REQUIREMENTS
State only how many lines contain the string "totalspread".

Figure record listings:
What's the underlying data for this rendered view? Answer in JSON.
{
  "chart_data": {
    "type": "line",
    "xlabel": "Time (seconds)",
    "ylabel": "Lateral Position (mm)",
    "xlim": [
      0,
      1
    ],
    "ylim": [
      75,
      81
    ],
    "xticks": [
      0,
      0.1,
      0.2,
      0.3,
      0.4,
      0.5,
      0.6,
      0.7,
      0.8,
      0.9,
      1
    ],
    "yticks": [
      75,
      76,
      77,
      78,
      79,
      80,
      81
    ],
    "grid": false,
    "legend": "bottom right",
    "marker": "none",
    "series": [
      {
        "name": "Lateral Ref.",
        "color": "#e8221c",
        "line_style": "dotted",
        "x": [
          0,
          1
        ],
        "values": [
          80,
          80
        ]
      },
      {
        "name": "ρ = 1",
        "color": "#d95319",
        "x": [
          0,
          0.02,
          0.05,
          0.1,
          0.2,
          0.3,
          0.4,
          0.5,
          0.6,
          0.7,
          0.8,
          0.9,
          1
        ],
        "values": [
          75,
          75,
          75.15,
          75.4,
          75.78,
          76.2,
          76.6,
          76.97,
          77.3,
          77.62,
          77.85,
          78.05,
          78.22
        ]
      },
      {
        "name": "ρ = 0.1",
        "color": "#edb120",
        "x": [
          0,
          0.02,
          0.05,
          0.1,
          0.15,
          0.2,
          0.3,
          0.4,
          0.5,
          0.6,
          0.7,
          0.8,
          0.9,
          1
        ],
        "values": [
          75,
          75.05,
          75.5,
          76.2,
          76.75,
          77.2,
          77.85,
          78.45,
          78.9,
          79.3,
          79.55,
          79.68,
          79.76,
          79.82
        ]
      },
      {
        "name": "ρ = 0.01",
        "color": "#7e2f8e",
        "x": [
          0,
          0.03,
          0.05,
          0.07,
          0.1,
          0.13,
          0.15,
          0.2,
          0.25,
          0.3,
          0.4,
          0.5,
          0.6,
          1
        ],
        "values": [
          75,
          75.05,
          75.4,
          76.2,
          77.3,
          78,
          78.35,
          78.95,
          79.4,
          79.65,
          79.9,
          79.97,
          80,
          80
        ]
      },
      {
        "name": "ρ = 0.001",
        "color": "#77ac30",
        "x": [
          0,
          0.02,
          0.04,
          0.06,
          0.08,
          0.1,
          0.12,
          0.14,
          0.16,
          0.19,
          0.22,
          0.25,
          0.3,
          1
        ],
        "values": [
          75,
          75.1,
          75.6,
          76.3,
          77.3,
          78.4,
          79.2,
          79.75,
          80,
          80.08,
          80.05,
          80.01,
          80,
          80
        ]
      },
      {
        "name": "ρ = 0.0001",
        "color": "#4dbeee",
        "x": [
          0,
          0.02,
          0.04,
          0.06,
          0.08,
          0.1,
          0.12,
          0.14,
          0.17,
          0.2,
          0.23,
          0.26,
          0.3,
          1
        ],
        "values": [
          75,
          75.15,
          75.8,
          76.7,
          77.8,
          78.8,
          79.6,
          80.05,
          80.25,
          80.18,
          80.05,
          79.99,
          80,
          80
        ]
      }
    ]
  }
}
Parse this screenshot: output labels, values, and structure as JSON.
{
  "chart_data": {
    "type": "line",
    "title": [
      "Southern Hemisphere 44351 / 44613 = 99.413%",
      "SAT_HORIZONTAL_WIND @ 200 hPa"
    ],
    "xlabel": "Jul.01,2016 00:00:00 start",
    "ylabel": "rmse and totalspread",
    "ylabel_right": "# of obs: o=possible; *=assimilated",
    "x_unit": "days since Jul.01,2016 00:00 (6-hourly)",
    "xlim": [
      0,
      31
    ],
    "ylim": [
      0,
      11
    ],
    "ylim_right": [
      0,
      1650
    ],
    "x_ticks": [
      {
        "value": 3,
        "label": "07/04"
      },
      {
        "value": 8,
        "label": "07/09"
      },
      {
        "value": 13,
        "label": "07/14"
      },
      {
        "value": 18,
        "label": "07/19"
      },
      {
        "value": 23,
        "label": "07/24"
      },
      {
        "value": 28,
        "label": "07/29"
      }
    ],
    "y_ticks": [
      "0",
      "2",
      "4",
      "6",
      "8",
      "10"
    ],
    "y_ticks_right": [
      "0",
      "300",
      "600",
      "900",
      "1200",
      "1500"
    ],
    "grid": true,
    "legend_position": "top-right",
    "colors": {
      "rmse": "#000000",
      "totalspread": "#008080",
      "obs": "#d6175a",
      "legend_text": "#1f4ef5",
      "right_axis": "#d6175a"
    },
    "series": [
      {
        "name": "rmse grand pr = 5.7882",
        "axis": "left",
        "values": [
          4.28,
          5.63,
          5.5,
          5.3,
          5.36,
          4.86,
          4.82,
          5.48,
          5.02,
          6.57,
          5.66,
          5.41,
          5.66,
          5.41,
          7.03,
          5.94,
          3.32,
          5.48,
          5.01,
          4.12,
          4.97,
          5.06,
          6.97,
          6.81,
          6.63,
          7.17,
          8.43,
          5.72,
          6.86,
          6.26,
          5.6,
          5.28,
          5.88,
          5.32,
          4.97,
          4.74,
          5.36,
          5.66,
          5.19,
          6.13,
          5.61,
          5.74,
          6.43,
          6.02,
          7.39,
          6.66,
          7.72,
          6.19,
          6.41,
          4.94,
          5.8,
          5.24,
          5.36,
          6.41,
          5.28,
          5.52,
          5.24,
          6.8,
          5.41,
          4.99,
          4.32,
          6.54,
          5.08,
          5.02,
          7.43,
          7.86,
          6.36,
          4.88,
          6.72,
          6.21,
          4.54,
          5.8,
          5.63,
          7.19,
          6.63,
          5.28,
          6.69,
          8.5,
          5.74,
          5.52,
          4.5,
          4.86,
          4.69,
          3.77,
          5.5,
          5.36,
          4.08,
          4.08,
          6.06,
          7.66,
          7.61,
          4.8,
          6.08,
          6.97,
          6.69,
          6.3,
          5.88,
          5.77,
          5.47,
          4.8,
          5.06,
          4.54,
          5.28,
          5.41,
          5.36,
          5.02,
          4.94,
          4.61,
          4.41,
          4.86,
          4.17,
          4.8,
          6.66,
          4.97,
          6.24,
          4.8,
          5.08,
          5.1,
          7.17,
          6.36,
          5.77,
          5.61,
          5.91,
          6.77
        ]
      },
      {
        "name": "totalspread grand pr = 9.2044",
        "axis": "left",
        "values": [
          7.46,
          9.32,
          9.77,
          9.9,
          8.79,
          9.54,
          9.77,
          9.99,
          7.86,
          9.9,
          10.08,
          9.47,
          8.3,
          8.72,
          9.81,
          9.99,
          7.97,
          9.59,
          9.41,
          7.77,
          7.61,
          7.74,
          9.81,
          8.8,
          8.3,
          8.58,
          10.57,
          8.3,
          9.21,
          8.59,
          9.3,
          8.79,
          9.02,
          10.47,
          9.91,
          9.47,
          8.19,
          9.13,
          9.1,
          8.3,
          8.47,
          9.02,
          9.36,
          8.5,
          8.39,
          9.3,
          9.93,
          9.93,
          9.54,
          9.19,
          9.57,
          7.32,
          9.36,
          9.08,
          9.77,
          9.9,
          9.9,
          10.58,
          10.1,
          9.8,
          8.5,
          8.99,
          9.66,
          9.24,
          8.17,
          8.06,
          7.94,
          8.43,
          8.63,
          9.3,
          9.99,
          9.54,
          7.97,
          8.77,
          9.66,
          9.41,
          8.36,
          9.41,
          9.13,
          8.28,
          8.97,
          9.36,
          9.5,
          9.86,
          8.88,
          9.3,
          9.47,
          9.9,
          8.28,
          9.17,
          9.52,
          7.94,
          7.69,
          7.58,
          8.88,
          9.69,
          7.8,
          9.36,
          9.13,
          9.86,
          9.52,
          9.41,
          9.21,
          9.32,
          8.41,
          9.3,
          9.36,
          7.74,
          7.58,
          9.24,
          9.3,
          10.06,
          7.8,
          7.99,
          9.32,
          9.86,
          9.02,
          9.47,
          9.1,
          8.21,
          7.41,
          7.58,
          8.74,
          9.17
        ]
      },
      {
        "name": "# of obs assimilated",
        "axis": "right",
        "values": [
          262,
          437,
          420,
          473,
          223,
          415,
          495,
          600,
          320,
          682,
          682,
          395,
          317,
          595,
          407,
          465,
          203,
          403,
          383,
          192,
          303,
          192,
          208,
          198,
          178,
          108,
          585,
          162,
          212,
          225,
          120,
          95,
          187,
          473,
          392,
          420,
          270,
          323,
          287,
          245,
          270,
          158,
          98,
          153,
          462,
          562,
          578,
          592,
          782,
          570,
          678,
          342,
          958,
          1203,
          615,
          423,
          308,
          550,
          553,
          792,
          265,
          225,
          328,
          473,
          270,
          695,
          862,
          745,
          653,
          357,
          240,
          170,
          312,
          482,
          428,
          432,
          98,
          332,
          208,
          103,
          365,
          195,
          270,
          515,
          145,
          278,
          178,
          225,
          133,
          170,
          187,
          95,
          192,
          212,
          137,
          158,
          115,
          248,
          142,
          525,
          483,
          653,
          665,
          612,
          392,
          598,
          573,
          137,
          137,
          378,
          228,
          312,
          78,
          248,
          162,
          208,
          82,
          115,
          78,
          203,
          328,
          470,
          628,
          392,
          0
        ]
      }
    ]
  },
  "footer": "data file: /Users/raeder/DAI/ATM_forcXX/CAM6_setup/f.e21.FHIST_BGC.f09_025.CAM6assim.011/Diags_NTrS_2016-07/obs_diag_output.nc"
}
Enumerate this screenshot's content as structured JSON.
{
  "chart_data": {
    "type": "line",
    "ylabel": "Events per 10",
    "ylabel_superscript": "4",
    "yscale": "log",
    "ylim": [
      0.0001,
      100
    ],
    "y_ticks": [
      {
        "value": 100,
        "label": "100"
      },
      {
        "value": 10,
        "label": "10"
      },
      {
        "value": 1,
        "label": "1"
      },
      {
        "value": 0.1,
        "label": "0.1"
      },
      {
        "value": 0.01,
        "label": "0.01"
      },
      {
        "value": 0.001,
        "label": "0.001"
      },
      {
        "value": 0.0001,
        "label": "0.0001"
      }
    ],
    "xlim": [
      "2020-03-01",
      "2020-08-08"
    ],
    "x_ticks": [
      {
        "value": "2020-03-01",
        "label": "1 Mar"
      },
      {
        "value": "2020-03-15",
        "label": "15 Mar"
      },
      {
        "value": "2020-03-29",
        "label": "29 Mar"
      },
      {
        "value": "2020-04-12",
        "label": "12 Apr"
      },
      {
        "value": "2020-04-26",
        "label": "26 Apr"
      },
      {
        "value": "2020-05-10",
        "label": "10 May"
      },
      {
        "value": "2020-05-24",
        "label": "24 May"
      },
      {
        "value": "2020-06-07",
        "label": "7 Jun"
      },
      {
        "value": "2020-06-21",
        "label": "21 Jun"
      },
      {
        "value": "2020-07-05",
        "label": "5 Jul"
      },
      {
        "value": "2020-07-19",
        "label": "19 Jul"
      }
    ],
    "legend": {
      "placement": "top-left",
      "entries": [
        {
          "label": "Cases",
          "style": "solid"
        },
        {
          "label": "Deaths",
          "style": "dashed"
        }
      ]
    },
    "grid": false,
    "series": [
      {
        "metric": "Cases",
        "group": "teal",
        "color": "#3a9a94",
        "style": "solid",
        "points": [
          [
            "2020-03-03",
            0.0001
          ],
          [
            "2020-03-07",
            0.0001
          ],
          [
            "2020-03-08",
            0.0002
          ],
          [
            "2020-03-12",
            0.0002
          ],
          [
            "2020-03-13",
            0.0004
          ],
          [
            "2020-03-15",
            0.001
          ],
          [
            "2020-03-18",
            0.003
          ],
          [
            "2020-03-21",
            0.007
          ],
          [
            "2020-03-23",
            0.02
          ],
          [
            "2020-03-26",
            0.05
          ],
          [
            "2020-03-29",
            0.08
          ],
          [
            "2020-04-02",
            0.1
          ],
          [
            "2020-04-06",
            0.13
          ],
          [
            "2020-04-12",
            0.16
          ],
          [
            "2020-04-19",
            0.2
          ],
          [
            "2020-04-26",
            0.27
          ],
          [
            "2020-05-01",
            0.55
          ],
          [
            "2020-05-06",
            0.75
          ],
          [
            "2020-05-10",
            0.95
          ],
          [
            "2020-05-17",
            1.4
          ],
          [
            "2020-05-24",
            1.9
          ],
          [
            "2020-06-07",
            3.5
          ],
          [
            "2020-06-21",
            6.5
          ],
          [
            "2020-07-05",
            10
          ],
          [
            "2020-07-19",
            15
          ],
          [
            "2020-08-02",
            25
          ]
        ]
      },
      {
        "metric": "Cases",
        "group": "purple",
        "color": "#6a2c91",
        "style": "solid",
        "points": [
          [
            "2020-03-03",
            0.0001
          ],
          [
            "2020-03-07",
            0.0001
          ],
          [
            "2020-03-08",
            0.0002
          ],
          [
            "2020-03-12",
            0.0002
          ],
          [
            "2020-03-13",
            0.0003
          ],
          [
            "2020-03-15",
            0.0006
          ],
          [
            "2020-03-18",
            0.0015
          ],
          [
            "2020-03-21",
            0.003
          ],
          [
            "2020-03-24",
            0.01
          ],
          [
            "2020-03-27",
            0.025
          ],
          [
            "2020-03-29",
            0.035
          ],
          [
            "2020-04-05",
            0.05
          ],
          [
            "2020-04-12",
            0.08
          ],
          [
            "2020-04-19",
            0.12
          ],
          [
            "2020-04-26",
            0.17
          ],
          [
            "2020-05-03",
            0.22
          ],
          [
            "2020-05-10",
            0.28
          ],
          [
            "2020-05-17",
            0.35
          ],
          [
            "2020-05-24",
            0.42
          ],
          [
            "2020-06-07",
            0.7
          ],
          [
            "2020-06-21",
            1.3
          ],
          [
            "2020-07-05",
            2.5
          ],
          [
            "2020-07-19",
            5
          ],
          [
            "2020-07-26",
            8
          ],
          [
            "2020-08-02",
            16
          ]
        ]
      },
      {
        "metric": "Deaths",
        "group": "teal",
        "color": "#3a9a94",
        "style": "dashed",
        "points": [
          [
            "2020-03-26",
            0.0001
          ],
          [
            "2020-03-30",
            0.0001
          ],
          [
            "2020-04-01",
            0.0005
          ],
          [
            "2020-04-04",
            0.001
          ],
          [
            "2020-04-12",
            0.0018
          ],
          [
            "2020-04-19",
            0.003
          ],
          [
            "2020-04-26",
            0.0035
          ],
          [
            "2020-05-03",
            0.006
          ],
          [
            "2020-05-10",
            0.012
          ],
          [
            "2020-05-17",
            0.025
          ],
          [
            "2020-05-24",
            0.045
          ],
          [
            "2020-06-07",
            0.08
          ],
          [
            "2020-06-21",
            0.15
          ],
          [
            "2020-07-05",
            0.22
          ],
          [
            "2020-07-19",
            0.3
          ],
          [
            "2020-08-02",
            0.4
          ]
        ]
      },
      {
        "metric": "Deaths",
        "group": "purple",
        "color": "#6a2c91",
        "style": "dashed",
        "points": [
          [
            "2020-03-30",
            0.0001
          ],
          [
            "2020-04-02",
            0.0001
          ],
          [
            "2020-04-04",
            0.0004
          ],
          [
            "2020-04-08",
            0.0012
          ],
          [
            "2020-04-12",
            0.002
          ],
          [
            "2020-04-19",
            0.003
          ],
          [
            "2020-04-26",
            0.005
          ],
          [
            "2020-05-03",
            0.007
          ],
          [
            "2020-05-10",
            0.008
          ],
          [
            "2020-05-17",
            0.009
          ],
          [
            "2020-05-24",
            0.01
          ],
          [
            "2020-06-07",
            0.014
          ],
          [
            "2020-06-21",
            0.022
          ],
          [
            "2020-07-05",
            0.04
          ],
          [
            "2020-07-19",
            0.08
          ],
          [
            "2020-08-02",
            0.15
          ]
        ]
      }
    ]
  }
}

RESPONSE FOR THIS EXERCISE
3